■ **Task requirements**
Below are some records; return each one exactly.
# Start of Records provided
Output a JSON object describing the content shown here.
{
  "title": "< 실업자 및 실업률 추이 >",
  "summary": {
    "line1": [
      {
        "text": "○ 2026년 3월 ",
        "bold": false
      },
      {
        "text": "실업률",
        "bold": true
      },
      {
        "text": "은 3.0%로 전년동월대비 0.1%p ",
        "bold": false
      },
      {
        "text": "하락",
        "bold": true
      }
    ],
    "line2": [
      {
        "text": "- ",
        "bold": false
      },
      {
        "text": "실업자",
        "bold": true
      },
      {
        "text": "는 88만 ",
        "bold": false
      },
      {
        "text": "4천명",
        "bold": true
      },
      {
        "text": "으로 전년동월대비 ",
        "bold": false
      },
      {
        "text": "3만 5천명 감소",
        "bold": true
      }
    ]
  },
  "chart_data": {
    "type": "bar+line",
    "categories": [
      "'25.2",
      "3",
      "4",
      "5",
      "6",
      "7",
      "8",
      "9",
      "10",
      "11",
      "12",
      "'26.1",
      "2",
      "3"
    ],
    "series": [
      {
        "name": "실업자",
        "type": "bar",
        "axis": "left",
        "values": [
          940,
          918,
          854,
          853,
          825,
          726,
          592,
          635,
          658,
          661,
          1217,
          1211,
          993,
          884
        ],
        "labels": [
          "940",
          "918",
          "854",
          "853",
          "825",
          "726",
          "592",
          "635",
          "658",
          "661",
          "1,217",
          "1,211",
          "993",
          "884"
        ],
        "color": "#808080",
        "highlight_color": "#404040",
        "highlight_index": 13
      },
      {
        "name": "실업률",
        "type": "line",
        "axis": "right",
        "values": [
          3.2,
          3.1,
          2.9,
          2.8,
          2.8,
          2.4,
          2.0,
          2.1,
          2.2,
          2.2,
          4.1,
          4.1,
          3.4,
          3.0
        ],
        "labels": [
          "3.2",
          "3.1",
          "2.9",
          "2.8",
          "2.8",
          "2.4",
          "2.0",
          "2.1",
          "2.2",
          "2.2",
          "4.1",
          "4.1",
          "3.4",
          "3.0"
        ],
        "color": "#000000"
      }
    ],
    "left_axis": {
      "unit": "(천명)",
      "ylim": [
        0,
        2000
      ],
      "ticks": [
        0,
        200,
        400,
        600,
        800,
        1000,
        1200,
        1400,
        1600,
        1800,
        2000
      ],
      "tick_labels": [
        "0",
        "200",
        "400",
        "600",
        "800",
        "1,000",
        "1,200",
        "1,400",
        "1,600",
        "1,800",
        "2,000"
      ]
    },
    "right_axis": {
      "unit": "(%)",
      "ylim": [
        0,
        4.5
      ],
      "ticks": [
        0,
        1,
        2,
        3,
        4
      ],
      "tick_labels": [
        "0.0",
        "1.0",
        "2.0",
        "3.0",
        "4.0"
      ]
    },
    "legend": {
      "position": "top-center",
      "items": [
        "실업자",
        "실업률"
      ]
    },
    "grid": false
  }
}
# End of Records provided
■ **Response to the exercise**
Output a JSON object describing the content shown here.
{
  "title": "< 실업자 및 실업률 추이 >",
  "summary": {
    "line1": [
      {
        "text": "○ 2026년 3월 ",
        "bold": false
      },
      {
        "text": "실업률",
        "bold": true
      },
      {
        "text": "은 3.0%로 전년동월대비 0.1%p ",
        "bold": false
      },
      {
        "text": "하락",
        "bold": true
      }
    ],
    "line2": [
      {
        "text": "- ",
        "bold": false
      },
      {
        "text": "실업자",
        "bold": true
      },
      {
        "text": "는 88만 ",
        "bold": false
      },
      {
        "text": "4천명",
        "bold": true
      },
      {
        "text": "으로 전년동월대비 ",
        "bold": false
      },
      {
        "text": "3만 5천명 감소",
        "bold": true
      }
    ]
  },
  "chart_data": {
    "type": "bar+line",
    "categories": [
      "'25.2",
      "3",
      "4",
      "5",
      "6",
      "7",
      "8",
      "9",
      "10",
      "11",
      "12",
      "'26.1",
      "2",
      "3"
    ],
    "series": [
      {
        "name": "실업자",
        "type": "bar",
        "axis": "left",
        "values": [
          940,
          918,
          854,
          853,
          825,
          726,
          592,
          635,
          658,
          661,
          1217,
          1211,
          993,
          884
        ],
        "labels": [
          "940",
          "918",
          "854",
          "853",
          "825",
          "726",
          "592",
          "635",
          "658",
          "661",
          "1,217",
          "1,211",
          "993",
          "884"
        ],
        "color": "#808080",
        "highlight_color": "#404040",
        "highlight_index": 13
      },
      {
        "name": "실업률",
        "type": "line",
        "axis": "right",
        "values": [
          3.2,
          3.1,
          2.9,
          2.8,
          2.8,
          2.4,
          2.0,
          2.1,
          2.2,
          2.2,
          4.1,
          4.1,
          3.4,
          3.0
        ],
        "labels": [
          "3.2",
          "3.1",
          "2.9",
          "2.8",
          "2.8",
          "2.4",
          "2.0",
          "2.1",
          "2.2",
          "2.2",
          "4.1",
          "4.1",
          "3.4",
          "3.0"
        ],
        "color": "#000000"
      }
    ],
    "left_axis": {
      "unit": "(천명)",
      "ylim": [
        0,
        2000
      ],
      "ticks": [
        0,
        200,
        400,
        600,
        800,
        1000,
        1200,
        1400,
        1600,
        1800,
        2000
      ],
      "tick_labels": [
        "0",
        "200",
        "400",
        "600",
        "800",
        "1,000",
        "1,200",
        "1,400",
        "1,600",
        "1,800",
        "2,000"
      ]
    },
    "right_axis": {
      "unit": "(%)",
      "ylim": [
        0,
        4.5
      ],
      "ticks": [
        0,
        1,
        2,
        3,
        4
      ],
      "tick_labels": [
        "0.0",
        "1.0",
        "2.0",
        "3.0",
        "4.0"
      ]
    },
    "legend": {
      "position": "top-center",
      "items": [
        "실업자",
        "실업률"
      ]
    },
    "grid": false
  }
}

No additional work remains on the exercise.